* To be done
Give back the whole listing exactly as shown.

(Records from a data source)
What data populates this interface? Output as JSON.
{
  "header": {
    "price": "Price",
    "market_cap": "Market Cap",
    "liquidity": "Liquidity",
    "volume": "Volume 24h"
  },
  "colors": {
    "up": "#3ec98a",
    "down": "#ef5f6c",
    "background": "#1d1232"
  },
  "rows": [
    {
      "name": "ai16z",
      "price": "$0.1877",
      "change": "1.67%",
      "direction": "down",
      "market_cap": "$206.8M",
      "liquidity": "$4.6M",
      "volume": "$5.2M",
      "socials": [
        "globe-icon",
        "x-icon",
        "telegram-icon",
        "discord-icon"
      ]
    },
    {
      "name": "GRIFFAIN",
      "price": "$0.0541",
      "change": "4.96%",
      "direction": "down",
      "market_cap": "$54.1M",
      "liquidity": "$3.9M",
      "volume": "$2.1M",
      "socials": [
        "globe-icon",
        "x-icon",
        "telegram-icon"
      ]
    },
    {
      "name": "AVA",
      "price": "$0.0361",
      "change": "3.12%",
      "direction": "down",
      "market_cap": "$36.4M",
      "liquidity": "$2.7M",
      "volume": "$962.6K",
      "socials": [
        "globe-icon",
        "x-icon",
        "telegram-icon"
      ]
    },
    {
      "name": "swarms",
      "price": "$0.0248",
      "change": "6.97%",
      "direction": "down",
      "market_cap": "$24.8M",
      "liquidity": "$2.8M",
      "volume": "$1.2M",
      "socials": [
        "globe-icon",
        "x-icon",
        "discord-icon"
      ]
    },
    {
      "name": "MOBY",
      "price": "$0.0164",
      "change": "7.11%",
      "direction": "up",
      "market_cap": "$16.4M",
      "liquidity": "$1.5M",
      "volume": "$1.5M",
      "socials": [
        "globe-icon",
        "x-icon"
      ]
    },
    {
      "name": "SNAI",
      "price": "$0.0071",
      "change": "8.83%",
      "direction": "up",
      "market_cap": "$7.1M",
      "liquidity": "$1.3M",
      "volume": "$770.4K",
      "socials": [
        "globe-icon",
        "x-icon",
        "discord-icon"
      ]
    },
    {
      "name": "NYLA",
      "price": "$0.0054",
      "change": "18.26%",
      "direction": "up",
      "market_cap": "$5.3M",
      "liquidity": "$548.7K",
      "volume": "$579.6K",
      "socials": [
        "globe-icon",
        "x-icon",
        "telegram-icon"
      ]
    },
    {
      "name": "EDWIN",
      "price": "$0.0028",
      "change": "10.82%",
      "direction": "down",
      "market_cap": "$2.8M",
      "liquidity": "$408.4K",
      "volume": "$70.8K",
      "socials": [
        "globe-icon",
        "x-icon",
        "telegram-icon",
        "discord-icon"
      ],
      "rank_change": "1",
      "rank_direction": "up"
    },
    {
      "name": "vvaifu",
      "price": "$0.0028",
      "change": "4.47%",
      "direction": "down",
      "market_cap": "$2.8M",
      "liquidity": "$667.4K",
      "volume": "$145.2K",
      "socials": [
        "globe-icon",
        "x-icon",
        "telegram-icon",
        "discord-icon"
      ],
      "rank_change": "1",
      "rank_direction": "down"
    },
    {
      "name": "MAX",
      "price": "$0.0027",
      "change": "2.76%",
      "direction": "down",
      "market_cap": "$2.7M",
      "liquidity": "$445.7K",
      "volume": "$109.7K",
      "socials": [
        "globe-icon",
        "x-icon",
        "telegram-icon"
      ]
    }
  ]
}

* Solution to this problem
What data populates this interface? Output as JSON.
{
  "header": {
    "price": "Price",
    "market_cap": "Market Cap",
    "liquidity": "Liquidity",
    "volume": "Volume 24h"
  },
  "colors": {
    "up": "#3ec98a",
    "down": "#ef5f6c",
    "background": "#1d1232"
  },
  "rows": [
    {
      "name": "ai16z",
      "price": "$0.1877",
      "change": "1.67%",
      "direction": "down",
      "market_cap": "$206.8M",
      "liquidity": "$4.6M",
      "volume": "$5.2M",
      "socials": [
        "globe-icon",
        "x-icon",
        "telegram-icon",
        "discord-icon"
      ]
    },
    {
      "name": "GRIFFAIN",
      "price": "$0.0541",
      "change": "4.96%",
      "direction": "down",
      "market_cap": "$54.1M",
      "liquidity": "$3.9M",
      "volume": "$2.1M",
      "socials": [
        "globe-icon",
        "x-icon",
        "telegram-icon"
      ]
    },
    {
      "name": "AVA",
      "price": "$0.0361",
      "change": "3.12%",
      "direction": "down",
      "market_cap": "$36.4M",
      "liquidity": "$2.7M",
      "volume": "$962.6K",
      "socials": [
        "globe-icon",
        "x-icon",
        "telegram-icon"
      ]
    },
    {
      "name": "swarms",
      "price": "$0.0248",
      "change": "6.97%",
      "direction": "down",
      "market_cap": "$24.8M",
      "liquidity": "$2.8M",
      "volume": "$1.2M",
      "socials": [
        "globe-icon",
        "x-icon",
        "discord-icon"
      ]
    },
    {
      "name": "MOBY",
      "price": "$0.0164",
      "change": "7.11%",
      "direction": "up",
      "market_cap": "$16.4M",
      "liquidity": "$1.5M",
      "volume": "$1.5M",
      "socials": [
        "globe-icon",
        "x-icon"
      ]
    },
    {
      "name": "SNAI",
      "price": "$0.0071",
      "change": "8.83%",
      "direction": "up",
      "market_cap": "$7.1M",
      "liquidity": "$1.3M",
      "volume": "$770.4K",
      "socials": [
        "globe-icon",
        "x-icon",
        "discord-icon"
      ]
    },
    {
      "name": "NYLA",
      "price": "$0.0054",
      "change": "18.26%",
      "direction": "up",
      "market_cap": "$5.3M",
      "liquidity": "$548.7K",
      "volume": "$579.6K",
      "socials": [
        "globe-icon",
        "x-icon",
        "telegram-icon"
      ]
    },
    {
      "name": "EDWIN",
      "price": "$0.0028",
      "change": "10.82%",
      "direction": "down",
      "market_cap": "$2.8M",
      "liquidity": "$408.4K",
      "volume": "$70.8K",
      "socials": [
        "globe-icon",
        "x-icon",
        "telegram-icon",
        "discord-icon"
      ],
      "rank_change": "1",
      "rank_direction": "up"
    },
    {
      "name": "vvaifu",
      "price": "$0.0028",
      "change": "4.47%",
      "direction": "down",
      "market_cap": "$2.8M",
      "liquidity": "$667.4K",
      "volume": "$145.2K",
      "socials": [
        "globe-icon",
        "x-icon",
        "telegram-icon",
        "discord-icon"
      ],
      "rank_change": "1",
      "rank_direction": "down"
    },
    {
      "name": "MAX",
      "price": "$0.0027",
      "change": "2.76%",
      "direction": "down",
      "market_cap": "$2.7M",
      "liquidity": "$445.7K",
      "volume": "$109.7K",
      "socials": [
        "globe-icon",
        "x-icon",
        "telegram-icon"
      ]
    }
  ]
}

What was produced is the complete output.